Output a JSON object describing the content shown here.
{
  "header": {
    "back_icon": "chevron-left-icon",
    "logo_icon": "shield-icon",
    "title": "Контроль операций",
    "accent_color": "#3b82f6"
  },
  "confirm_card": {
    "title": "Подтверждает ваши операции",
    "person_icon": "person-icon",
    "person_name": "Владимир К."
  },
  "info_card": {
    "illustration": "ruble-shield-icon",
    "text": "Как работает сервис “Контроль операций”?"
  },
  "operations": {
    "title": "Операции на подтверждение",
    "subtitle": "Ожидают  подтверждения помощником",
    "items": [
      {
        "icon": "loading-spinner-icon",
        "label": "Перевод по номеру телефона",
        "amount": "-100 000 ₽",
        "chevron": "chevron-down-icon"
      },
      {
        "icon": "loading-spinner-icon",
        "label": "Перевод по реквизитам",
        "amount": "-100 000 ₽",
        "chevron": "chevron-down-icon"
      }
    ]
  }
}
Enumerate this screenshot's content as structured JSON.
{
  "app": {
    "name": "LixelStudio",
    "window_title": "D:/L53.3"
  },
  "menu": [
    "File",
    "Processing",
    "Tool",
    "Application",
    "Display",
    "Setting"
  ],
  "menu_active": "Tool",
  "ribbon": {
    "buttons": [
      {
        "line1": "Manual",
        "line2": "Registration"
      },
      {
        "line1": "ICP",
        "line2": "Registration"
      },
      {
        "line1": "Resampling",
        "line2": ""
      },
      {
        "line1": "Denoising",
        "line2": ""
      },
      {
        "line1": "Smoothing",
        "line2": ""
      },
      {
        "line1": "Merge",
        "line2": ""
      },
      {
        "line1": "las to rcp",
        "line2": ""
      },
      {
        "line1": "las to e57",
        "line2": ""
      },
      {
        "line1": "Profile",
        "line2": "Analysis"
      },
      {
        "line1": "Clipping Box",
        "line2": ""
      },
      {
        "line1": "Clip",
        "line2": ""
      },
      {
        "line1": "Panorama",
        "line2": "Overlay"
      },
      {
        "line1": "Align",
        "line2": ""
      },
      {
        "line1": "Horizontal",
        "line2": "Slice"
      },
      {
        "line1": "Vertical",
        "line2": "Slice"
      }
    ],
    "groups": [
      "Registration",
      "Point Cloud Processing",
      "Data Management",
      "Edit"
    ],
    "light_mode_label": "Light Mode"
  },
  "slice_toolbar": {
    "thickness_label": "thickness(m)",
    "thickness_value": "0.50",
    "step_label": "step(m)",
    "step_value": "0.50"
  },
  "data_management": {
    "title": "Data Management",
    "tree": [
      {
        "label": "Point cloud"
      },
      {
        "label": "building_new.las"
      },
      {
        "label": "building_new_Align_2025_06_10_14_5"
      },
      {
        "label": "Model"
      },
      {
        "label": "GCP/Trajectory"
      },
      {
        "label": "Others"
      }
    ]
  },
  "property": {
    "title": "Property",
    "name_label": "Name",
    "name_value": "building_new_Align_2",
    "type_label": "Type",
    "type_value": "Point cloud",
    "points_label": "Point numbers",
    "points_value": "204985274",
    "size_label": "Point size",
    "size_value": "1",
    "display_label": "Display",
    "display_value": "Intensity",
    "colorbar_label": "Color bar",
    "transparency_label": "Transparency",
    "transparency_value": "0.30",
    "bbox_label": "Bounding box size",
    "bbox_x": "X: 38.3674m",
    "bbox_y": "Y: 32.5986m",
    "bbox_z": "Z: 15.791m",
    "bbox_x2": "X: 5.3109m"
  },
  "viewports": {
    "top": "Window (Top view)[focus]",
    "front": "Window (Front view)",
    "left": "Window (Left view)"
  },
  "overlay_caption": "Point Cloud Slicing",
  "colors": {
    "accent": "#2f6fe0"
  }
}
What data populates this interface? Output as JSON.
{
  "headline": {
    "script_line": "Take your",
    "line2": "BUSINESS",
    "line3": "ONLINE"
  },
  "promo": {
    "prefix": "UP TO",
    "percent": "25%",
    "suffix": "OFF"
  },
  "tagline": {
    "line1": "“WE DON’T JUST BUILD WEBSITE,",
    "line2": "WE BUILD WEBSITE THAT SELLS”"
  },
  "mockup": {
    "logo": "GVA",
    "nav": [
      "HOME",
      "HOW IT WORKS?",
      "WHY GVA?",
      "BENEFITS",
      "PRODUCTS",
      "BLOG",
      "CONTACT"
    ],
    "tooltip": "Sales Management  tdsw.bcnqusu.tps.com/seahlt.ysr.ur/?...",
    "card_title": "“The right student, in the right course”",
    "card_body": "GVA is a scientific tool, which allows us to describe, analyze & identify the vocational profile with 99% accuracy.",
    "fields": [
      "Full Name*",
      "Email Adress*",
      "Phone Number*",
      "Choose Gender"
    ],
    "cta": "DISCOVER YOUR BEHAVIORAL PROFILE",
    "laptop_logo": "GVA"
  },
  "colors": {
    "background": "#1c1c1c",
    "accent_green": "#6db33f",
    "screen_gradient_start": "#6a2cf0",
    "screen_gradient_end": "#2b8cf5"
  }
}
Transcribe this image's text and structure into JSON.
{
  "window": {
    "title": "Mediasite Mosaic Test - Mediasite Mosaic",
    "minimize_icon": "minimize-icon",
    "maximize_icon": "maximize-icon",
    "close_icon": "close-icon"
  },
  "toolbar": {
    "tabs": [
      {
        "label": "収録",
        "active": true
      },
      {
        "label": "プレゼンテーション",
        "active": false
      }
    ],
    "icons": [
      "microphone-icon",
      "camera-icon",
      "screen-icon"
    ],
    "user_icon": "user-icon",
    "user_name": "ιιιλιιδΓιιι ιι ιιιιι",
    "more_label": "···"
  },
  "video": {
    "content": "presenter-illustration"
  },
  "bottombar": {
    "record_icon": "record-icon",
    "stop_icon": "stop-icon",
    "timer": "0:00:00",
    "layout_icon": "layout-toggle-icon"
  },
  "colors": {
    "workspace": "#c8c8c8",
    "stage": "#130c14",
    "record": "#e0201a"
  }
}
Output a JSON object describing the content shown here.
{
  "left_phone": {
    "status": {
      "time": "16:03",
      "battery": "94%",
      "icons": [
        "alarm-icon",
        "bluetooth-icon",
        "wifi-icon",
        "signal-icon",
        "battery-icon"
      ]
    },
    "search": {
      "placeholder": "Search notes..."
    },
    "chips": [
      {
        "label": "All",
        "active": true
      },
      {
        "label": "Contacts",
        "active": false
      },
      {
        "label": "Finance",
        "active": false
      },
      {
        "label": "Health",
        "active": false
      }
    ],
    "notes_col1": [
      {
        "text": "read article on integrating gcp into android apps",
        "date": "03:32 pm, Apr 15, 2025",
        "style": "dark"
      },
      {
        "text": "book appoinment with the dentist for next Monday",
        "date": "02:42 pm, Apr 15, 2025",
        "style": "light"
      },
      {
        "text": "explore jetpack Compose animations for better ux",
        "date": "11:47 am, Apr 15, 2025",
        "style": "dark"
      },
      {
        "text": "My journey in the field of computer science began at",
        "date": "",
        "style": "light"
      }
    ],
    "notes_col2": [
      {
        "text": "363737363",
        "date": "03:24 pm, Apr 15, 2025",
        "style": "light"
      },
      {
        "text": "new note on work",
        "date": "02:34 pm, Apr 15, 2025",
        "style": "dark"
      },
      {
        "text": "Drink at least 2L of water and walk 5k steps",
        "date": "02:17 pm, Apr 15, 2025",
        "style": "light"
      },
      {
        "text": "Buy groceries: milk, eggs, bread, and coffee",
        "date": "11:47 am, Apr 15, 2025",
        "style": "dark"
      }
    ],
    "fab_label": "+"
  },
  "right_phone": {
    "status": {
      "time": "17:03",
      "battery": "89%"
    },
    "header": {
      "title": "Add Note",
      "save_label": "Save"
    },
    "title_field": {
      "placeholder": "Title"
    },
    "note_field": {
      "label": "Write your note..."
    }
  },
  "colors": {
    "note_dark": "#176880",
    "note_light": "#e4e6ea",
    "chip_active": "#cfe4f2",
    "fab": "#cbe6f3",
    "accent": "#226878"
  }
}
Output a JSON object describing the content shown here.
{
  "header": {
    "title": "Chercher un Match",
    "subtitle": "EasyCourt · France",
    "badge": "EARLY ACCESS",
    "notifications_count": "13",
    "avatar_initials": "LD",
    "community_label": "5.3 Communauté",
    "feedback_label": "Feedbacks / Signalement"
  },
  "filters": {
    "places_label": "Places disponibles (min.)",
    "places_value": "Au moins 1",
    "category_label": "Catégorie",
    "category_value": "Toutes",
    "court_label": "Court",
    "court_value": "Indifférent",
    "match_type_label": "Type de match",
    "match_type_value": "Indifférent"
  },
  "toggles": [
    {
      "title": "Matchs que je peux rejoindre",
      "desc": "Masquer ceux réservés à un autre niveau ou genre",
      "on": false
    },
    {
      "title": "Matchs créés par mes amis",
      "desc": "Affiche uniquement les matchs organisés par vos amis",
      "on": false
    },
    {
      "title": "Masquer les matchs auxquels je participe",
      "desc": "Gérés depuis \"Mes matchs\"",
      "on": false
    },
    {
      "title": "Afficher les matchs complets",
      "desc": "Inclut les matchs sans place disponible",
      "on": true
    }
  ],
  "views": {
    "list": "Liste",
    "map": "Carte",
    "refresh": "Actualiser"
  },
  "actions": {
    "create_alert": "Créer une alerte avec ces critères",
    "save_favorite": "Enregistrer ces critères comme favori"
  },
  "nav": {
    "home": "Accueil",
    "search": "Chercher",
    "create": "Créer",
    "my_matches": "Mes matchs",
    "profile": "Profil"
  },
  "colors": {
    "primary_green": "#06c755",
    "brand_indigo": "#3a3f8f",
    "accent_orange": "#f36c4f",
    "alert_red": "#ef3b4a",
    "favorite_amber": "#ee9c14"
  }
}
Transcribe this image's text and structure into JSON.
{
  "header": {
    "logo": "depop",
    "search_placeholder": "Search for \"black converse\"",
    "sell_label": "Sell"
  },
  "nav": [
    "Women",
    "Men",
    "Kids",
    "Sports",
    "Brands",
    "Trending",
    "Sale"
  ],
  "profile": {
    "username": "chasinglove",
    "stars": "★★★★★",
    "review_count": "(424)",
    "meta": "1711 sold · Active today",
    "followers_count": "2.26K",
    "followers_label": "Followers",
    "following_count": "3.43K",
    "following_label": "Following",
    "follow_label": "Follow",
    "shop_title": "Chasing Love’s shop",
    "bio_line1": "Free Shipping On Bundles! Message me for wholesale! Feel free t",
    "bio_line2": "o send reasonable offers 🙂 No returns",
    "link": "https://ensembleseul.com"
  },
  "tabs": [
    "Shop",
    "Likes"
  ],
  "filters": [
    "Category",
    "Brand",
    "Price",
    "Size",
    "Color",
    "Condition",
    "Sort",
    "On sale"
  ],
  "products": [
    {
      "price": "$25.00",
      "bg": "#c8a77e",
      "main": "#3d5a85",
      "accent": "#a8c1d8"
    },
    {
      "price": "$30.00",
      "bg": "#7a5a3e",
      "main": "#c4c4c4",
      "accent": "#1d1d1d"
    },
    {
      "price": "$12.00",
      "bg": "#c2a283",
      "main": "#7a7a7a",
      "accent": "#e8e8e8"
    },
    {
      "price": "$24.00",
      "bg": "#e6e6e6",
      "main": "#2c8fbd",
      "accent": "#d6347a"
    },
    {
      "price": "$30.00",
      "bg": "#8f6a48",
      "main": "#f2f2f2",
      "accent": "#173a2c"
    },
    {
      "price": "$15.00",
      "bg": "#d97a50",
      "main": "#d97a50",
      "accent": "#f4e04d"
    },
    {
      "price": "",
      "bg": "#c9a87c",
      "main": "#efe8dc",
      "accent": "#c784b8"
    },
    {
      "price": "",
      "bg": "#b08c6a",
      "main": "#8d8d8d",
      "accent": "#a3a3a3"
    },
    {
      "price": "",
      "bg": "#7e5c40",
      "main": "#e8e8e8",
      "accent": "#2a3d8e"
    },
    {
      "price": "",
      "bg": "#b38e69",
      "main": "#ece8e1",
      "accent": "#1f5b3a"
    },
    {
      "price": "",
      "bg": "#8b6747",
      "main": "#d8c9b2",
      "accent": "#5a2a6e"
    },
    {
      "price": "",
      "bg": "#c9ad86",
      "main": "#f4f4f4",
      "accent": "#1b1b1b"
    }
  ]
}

· · · · ·

TO DO: Your task is to gather all lines from the entries above that hold the word "операций".

TASK ANSWER:
    "title": "Контроль операций",
    "text": "Как работает сервис “Контроль операций”?"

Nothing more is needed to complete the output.